- **Problem description**
Repeat every entry word for word, skipping the pictures.
+ + + + +
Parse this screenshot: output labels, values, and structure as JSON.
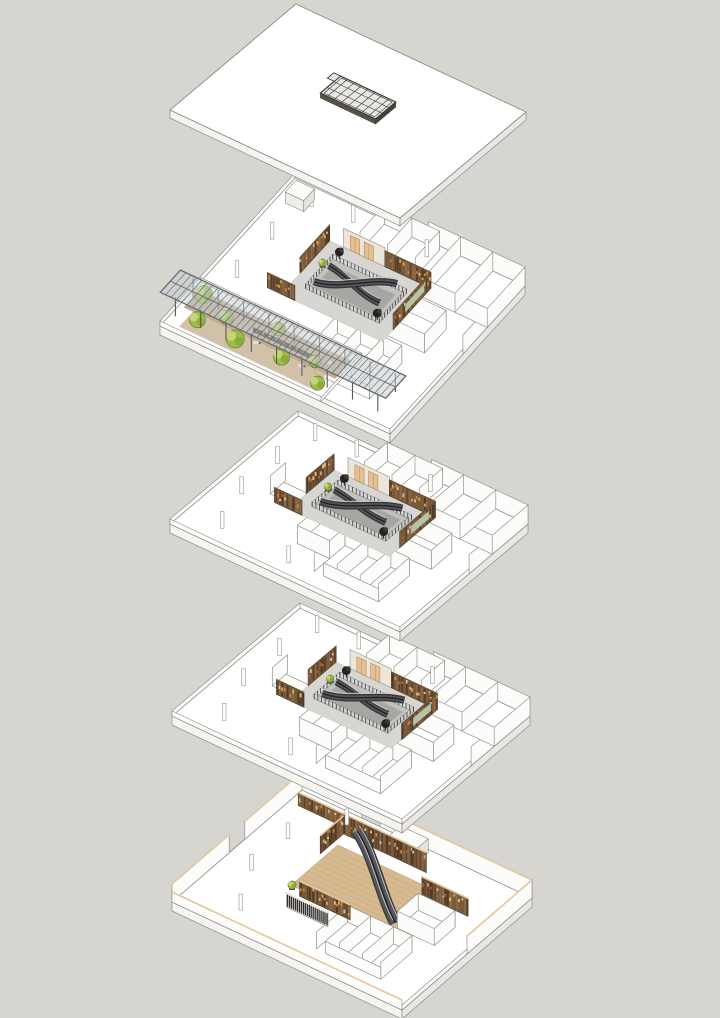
{
  "diagram": {
    "type": "exploded-axonometric-architecture-diagram",
    "layer_count": 5,
    "escalators_per_floor": 2,
    "layers": [
      {
        "id": "roof",
        "label": "Roof slab with central skylight grid",
        "features": [
          "skylight-grid"
        ]
      },
      {
        "id": "upper-floor",
        "label": "Top floor with escalator atrium, terrace deck, glazed canopy and planting",
        "features": [
          "atrium-escalators",
          "wood-display-walls",
          "terrace-deck",
          "glass-canopy",
          "planting",
          "rooms"
        ]
      },
      {
        "id": "mid-floor-2",
        "label": "Intermediate floor with escalator atrium and display walls",
        "features": [
          "atrium-escalators",
          "wood-display-walls",
          "rooms"
        ]
      },
      {
        "id": "mid-floor-1",
        "label": "Intermediate floor with escalator atrium and display walls",
        "features": [
          "atrium-escalators",
          "wood-display-walls",
          "rooms"
        ]
      },
      {
        "id": "ground-floor",
        "label": "Ground floor with timber floor, shelving walls, slatted screen and escalators",
        "features": [
          "escalators",
          "timber-floor",
          "shelving-walls",
          "slatted-screen",
          "rooms"
        ]
      }
    ],
    "skylight": {
      "rows": 3,
      "cols": 8
    }
  },
  "palette": {
    "background": "#d7d5d0",
    "plate_top": "#ffffff",
    "plate_side_sw": "#f5f4f1",
    "plate_side_se": "#e9e7e2",
    "outline": "#8f8c87",
    "wall_face": "#fcfcfa",
    "wall_shade": "#e9e7e3",
    "atrium_floor": "#d7d6d2",
    "atrium_void": "#c2c1bd",
    "escalator_dark": "#38383c",
    "escalator_mid": "#56565b",
    "escalator_core": "#232327",
    "handrail": "#c9c9c7",
    "wood_base": "#775a3e",
    "wood_tones": [
      "#5c432d",
      "#7a5a3c",
      "#8d6a47",
      "#4d3a27"
    ],
    "shelf_items": [
      "#c8883f",
      "#d9a45c",
      "#b5622c",
      "#e0c28f"
    ],
    "wood_cap": "#e2c79b",
    "cream_wall": "#ebe5da",
    "door_tan": "#e4c094",
    "door_frame": "#b28c5c",
    "rail_glass": "#d6dadb",
    "canopy_glass": "#c7ced2",
    "canopy_frame": "#686c6e",
    "deck_a": "#b59e7d",
    "deck_b": "#c7b293",
    "timber_floor": "#d6ba8f",
    "plank_line": "#c1a378",
    "plant_green": "#9ebf45",
    "plant_light": "#c3d675",
    "plant_stroke": "#5f7c2b",
    "plant_dark": "#24231f",
    "slat_bar": "#2c2b28",
    "display_panel": "#b7c2a6",
    "skylight_frame": "#3f3d38",
    "skylight_glass": "#e8e7e4",
    "skylight_side": "#55524c",
    "counter_dark": "#3b352c"
  }
}
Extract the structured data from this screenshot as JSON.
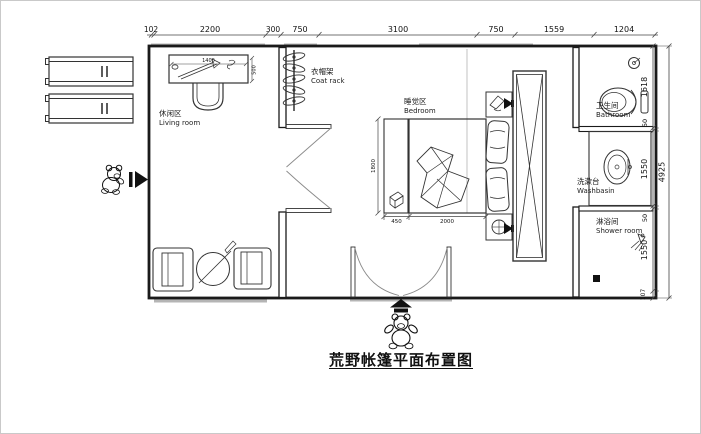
+ + + + +
- **Task solution**
Parse this screenshot: output labels, values, and structure as JSON.
{
  "diagram": {
    "type": "exploded-axonometric-architecture-diagram",
    "layer_count": 5,
    "escalators_per_floor": 2,
    "layers": [
      {
        "id": "roof",
        "label": "Roof slab with central skylight grid",
        "features": [
          "skylight-grid"
        ]
      },
      {
        "id": "upper-floor",
        "label": "Top floor with escalator atrium, terrace deck, glazed canopy and planting",
        "features": [
          "atrium-escalators",
          "wood-display-walls",
          "terrace-deck",
          "glass-canopy",
          "planting",
          "rooms"
        ]
      },
      {
        "id": "mid-floor-2",
        "label": "Intermediate floor with escalator atrium and display walls",
        "features": [
          "atrium-escalators",
          "wood-display-walls",
          "rooms"
        ]
      },
      {
        "id": "mid-floor-1",
        "label": "Intermediate floor with escalator atrium and display walls",
        "features": [
          "atrium-escalators",
          "wood-display-walls",
          "rooms"
        ]
      },
      {
        "id": "ground-floor",
        "label": "Ground floor with timber floor, shelving walls, slatted screen and escalators",
        "features": [
          "escalators",
          "timber-floor",
          "shelving-walls",
          "slatted-screen",
          "rooms"
        ]
      }
    ],
    "skylight": {
      "rows": 3,
      "cols": 8
    }
  },
  "palette": {
    "background": "#d7d5d0",
    "plate_top": "#ffffff",
    "plate_side_sw": "#f5f4f1",
    "plate_side_se": "#e9e7e2",
    "outline": "#8f8c87",
    "wall_face": "#fcfcfa",
    "wall_shade": "#e9e7e3",
    "atrium_floor": "#d7d6d2",
    "atrium_void": "#c2c1bd",
    "escalator_dark": "#38383c",
    "escalator_mid": "#56565b",
    "escalator_core": "#232327",
    "handrail": "#c9c9c7",
    "wood_base": "#775a3e",
    "wood_tones": [
      "#5c432d",
      "#7a5a3c",
      "#8d6a47",
      "#4d3a27"
    ],
    "shelf_items": [
      "#c8883f",
      "#d9a45c",
      "#b5622c",
      "#e0c28f"
    ],
    "wood_cap": "#e2c79b",
    "cream_wall": "#ebe5da",
    "door_tan": "#e4c094",
    "door_frame": "#b28c5c",
    "rail_glass": "#d6dadb",
    "canopy_glass": "#c7ced2",
    "canopy_frame": "#686c6e",
    "deck_a": "#b59e7d",
    "deck_b": "#c7b293",
    "timber_floor": "#d6ba8f",
    "plank_line": "#c1a378",
    "plant_green": "#9ebf45",
    "plant_light": "#c3d675",
    "plant_stroke": "#5f7c2b",
    "plant_dark": "#24231f",
    "slat_bar": "#2c2b28",
    "display_panel": "#b7c2a6",
    "skylight_frame": "#3f3d38",
    "skylight_glass": "#e8e7e4",
    "skylight_side": "#55524c",
    "counter_dark": "#3b352c"
  }
}
Extract the structured data from this screenshot as JSON.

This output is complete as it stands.